- Work to do: Reproduce only the lines that begin at the line with "Give me the" and run to the end of the entries; omit every picture.

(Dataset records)
● ● ● ●

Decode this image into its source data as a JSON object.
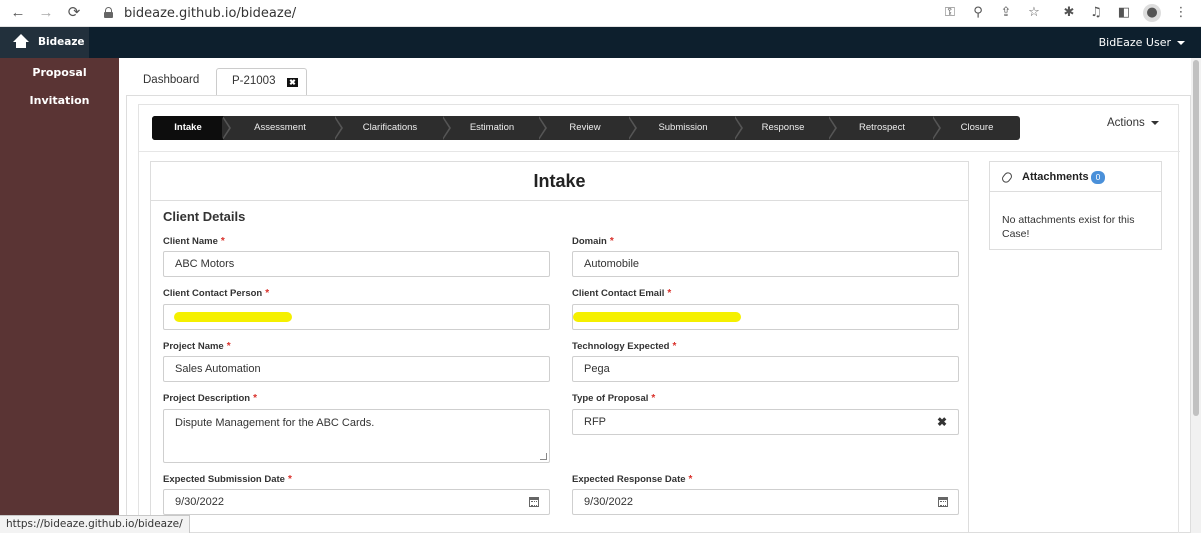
{
  "browser": {
    "url": "bideaze.github.io/bideaze/",
    "status_url": "https://bideaze.github.io/bideaze/",
    "nav": {
      "back": "←",
      "forward": "→",
      "reload": "⟳"
    },
    "toolbar_icons": [
      "key-icon",
      "zoom-icon",
      "share-icon",
      "bookmark-star-icon",
      "extensions-icon",
      "media-icon",
      "sidepanel-icon",
      "profile-icon",
      "menu-icon"
    ]
  },
  "navbar": {
    "brand": "Bideaze",
    "user": "BidEaze User"
  },
  "sidebar": {
    "items": [
      {
        "label": "Proposal"
      },
      {
        "label": "Invitation"
      }
    ]
  },
  "tabs": [
    {
      "label": "Dashboard"
    },
    {
      "label": "P-21003",
      "close": "✖"
    }
  ],
  "stepper": {
    "steps": [
      "Intake",
      "Assessment",
      "Clarifications",
      "Estimation",
      "Review",
      "Submission",
      "Response",
      "Retrospect",
      "Closure"
    ],
    "active": "Intake"
  },
  "actions_label": "Actions",
  "intake": {
    "title": "Intake",
    "section": "Client Details",
    "required_mark": "*",
    "fields": {
      "client_name": {
        "label": "Client Name",
        "value": "ABC Motors"
      },
      "domain": {
        "label": "Domain",
        "value": "Automobile"
      },
      "contact_person": {
        "label": "Client Contact Person",
        "value": ""
      },
      "contact_email": {
        "label": "Client Contact Email",
        "value": ""
      },
      "project_name": {
        "label": "Project Name",
        "value": "Sales Automation"
      },
      "technology": {
        "label": "Technology Expected",
        "value": "Pega"
      },
      "project_description": {
        "label": "Project Description",
        "value": "Dispute Management for the ABC Cards."
      },
      "proposal_type": {
        "label": "Type of Proposal",
        "value": "RFP",
        "clear": "✖"
      },
      "submission_date": {
        "label": "Expected Submission Date",
        "value": "9/30/2022"
      },
      "response_date": {
        "label": "Expected Response Date",
        "value": "9/30/2022"
      }
    }
  },
  "attachments": {
    "title": "Attachments",
    "count": "0",
    "empty_text": "No attachments exist for this Case!"
  },
  "colors": {
    "navbar": "#0d1f2d",
    "sidebar": "#5a3434",
    "stepper": "#2d2d2d",
    "badge": "#4a90d9",
    "redaction": "#f5f000",
    "required": "#d9302a"
  }
}
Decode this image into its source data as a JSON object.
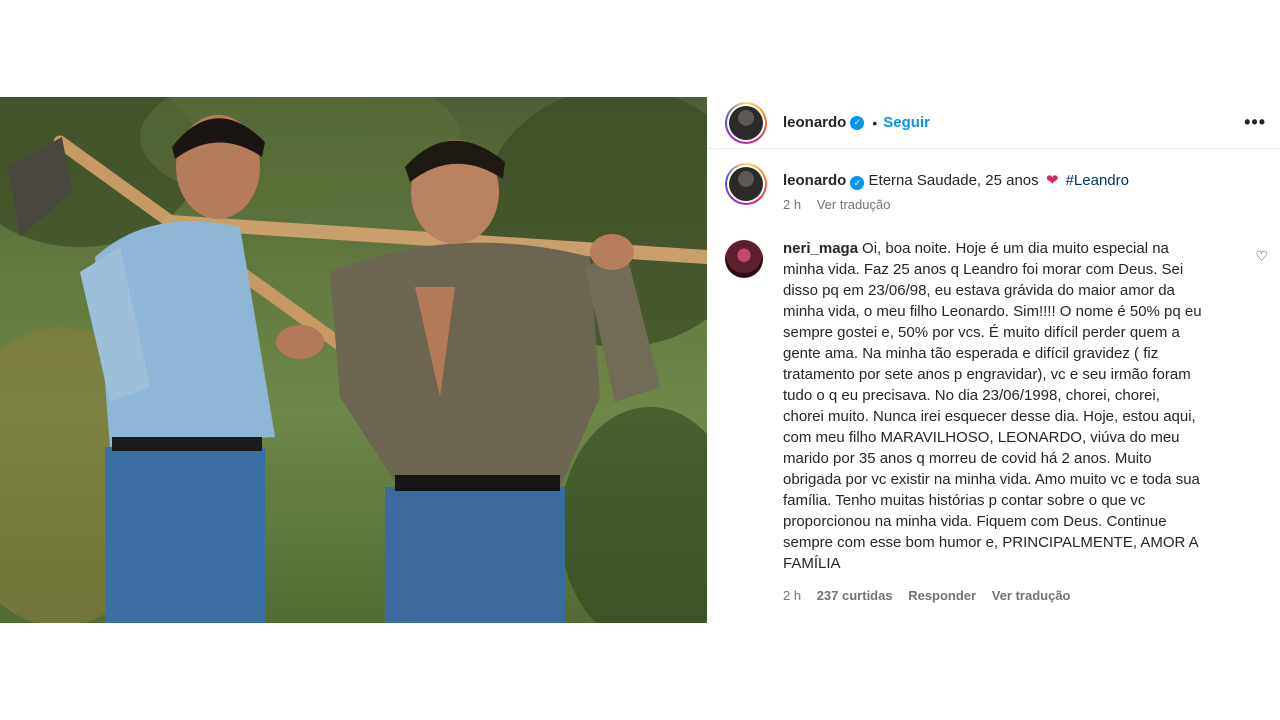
{
  "post": {
    "author": "leonardo",
    "follow_label": "Seguir",
    "dot": "•",
    "more_label": "•••",
    "verified_mark": "✓"
  },
  "caption": {
    "username": "leonardo",
    "text": "Eterna Saudade, 25 anos",
    "emoji": "❤",
    "hashtag": "#Leandro",
    "time": "2 h",
    "translate": "Ver tradução"
  },
  "comment": {
    "username": "neri_maga",
    "text": "Oi, boa noite. Hoje é um dia muito especial na\nminha vida. Faz 25 anos q Leandro foi morar com Deus. Sei\ndisso pq em 23/06/98, eu estava grávida do maior amor da\nminha vida, o meu filho Leonardo. Sim!!!! O nome é 50% pq eu\nsempre gostei e, 50% por vcs. É muito difícil perder quem a\ngente ama. Na minha tão esperada e difícil gravidez ( fiz\ntratamento por sete anos p engravidar), vc e seu irmão foram\ntudo o q eu precisava. No dia 23/06/1998, chorei, chorei,\nchorei muito. Nunca irei esquecer desse dia. Hoje, estou aqui,\ncom meu filho MARAVILHOSO, LEONARDO, viúva do meu\nmarido por 35 anos q morreu de covid há 2 anos. Muito\nobrigada por vc existir na minha vida. Amo muito vc e toda sua\nfamília. Tenho muitas histórias p contar sobre o que vc\nproporcionou na minha vida. Fiquem com Deus. Continue\nsempre com esse bom humor e, PRINCIPALMENTE, AMOR A\nFAMÍLIA",
    "time": "2 h",
    "likes": "237 curtidas",
    "reply": "Responder",
    "translate": "Ver tradução",
    "like_icon": "♡"
  }
}
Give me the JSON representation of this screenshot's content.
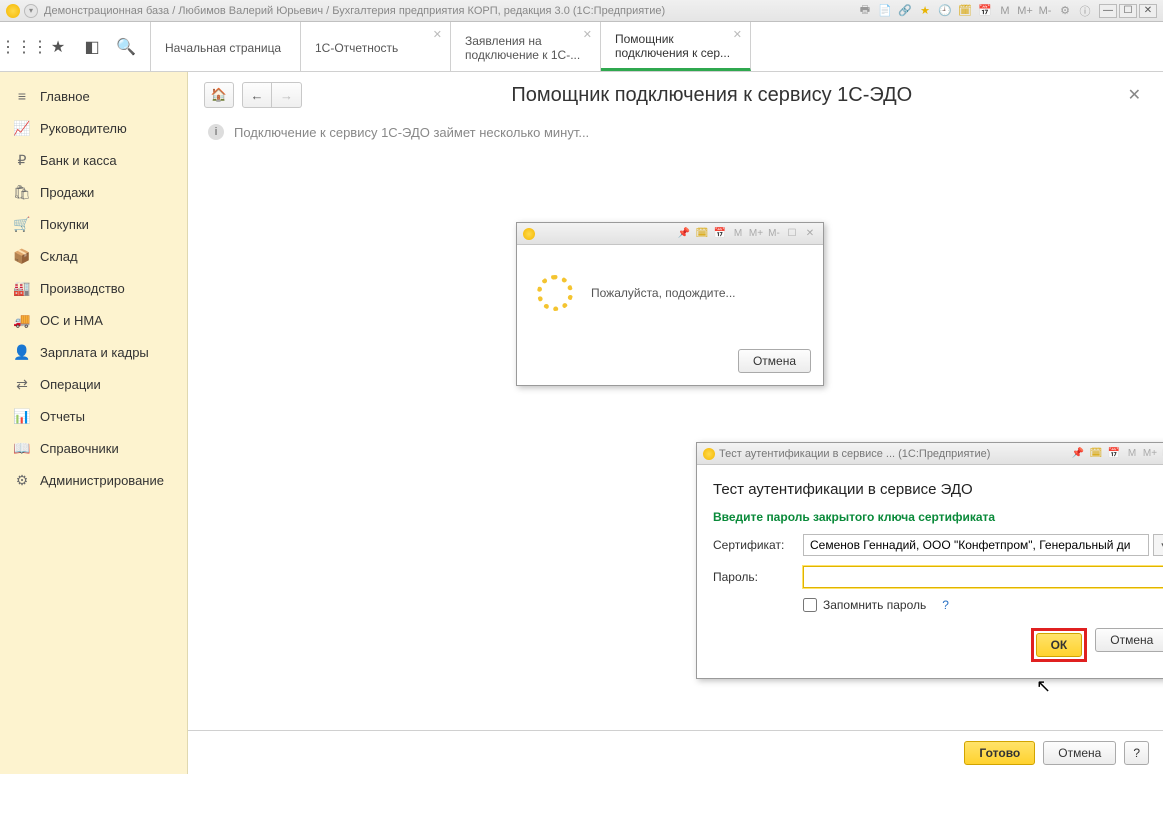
{
  "titlebar": {
    "title": "Демонстрационная база / Любимов Валерий Юрьевич / Бухгалтерия предприятия КОРП, редакция 3.0  (1С:Предприятие)"
  },
  "tabs": {
    "t0": "Начальная страница",
    "t1": "1С-Отчетность",
    "t2a": "Заявления на",
    "t2b": "подключение к 1С-...",
    "t3a": "Помощник",
    "t3b": "подключения к сер..."
  },
  "sidebar": {
    "items": [
      {
        "label": "Главное",
        "icon": "≡"
      },
      {
        "label": "Руководителю",
        "icon": "📈"
      },
      {
        "label": "Банк и касса",
        "icon": "₽"
      },
      {
        "label": "Продажи",
        "icon": "🛍"
      },
      {
        "label": "Покупки",
        "icon": "🛒"
      },
      {
        "label": "Склад",
        "icon": "📦"
      },
      {
        "label": "Производство",
        "icon": "🏭"
      },
      {
        "label": "ОС и НМА",
        "icon": "🚚"
      },
      {
        "label": "Зарплата и кадры",
        "icon": "👤"
      },
      {
        "label": "Операции",
        "icon": "⇄"
      },
      {
        "label": "Отчеты",
        "icon": "📊"
      },
      {
        "label": "Справочники",
        "icon": "📖"
      },
      {
        "label": "Администрирование",
        "icon": "⚙"
      }
    ]
  },
  "page": {
    "title": "Помощник подключения к сервису 1С-ЭДО",
    "info": "Подключение к сервису 1С-ЭДО займет несколько минут..."
  },
  "wait": {
    "text": "Пожалуйста, подождите...",
    "cancel": "Отмена"
  },
  "auth": {
    "winTitle": "Тест аутентификации в сервисе ...  (1С:Предприятие)",
    "heading": "Тест аутентификации в сервисе ЭДО",
    "sub": "Введите пароль закрытого ключа сертификата",
    "certLabel": "Сертификат:",
    "certValue": "Семенов Геннадий, ООО \"Конфетпром\", Генеральный ди",
    "pwdLabel": "Пароль:",
    "remember": "Запомнить пароль",
    "ok": "ОК",
    "cancel": "Отмена",
    "help": "?"
  },
  "footer": {
    "done": "Готово",
    "cancel": "Отмена",
    "help": "?"
  }
}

● ● ● ●

- Written reply:
Give me the JSON representation of this screenshot's content.
{
  "titlebar": {
    "title": "Демонстрационная база / Любимов Валерий Юрьевич / Бухгалтерия предприятия КОРП, редакция 3.0  (1С:Предприятие)"
  },
  "tabs": {
    "t0": "Начальная страница",
    "t1": "1С-Отчетность",
    "t2a": "Заявления на",
    "t2b": "подключение к 1С-...",
    "t3a": "Помощник",
    "t3b": "подключения к сер..."
  },
  "sidebar": {
    "items": [
      {
        "label": "Главное",
        "icon": "≡"
      },
      {
        "label": "Руководителю",
        "icon": "📈"
      },
      {
        "label": "Банк и касса",
        "icon": "₽"
      },
      {
        "label": "Продажи",
        "icon": "🛍"
      },
      {
        "label": "Покупки",
        "icon": "🛒"
      },
      {
        "label": "Склад",
        "icon": "📦"
      },
      {
        "label": "Производство",
        "icon": "🏭"
      },
      {
        "label": "ОС и НМА",
        "icon": "🚚"
      },
      {
        "label": "Зарплата и кадры",
        "icon": "👤"
      },
      {
        "label": "Операции",
        "icon": "⇄"
      },
      {
        "label": "Отчеты",
        "icon": "📊"
      },
      {
        "label": "Справочники",
        "icon": "📖"
      },
      {
        "label": "Администрирование",
        "icon": "⚙"
      }
    ]
  },
  "page": {
    "title": "Помощник подключения к сервису 1С-ЭДО",
    "info": "Подключение к сервису 1С-ЭДО займет несколько минут..."
  },
  "wait": {
    "text": "Пожалуйста, подождите...",
    "cancel": "Отмена"
  },
  "auth": {
    "winTitle": "Тест аутентификации в сервисе ...  (1С:Предприятие)",
    "heading": "Тест аутентификации в сервисе ЭДО",
    "sub": "Введите пароль закрытого ключа сертификата",
    "certLabel": "Сертификат:",
    "certValue": "Семенов Геннадий, ООО \"Конфетпром\", Генеральный ди",
    "pwdLabel": "Пароль:",
    "remember": "Запомнить пароль",
    "ok": "ОК",
    "cancel": "Отмена",
    "help": "?"
  },
  "footer": {
    "done": "Готово",
    "cancel": "Отмена",
    "help": "?"
  }
}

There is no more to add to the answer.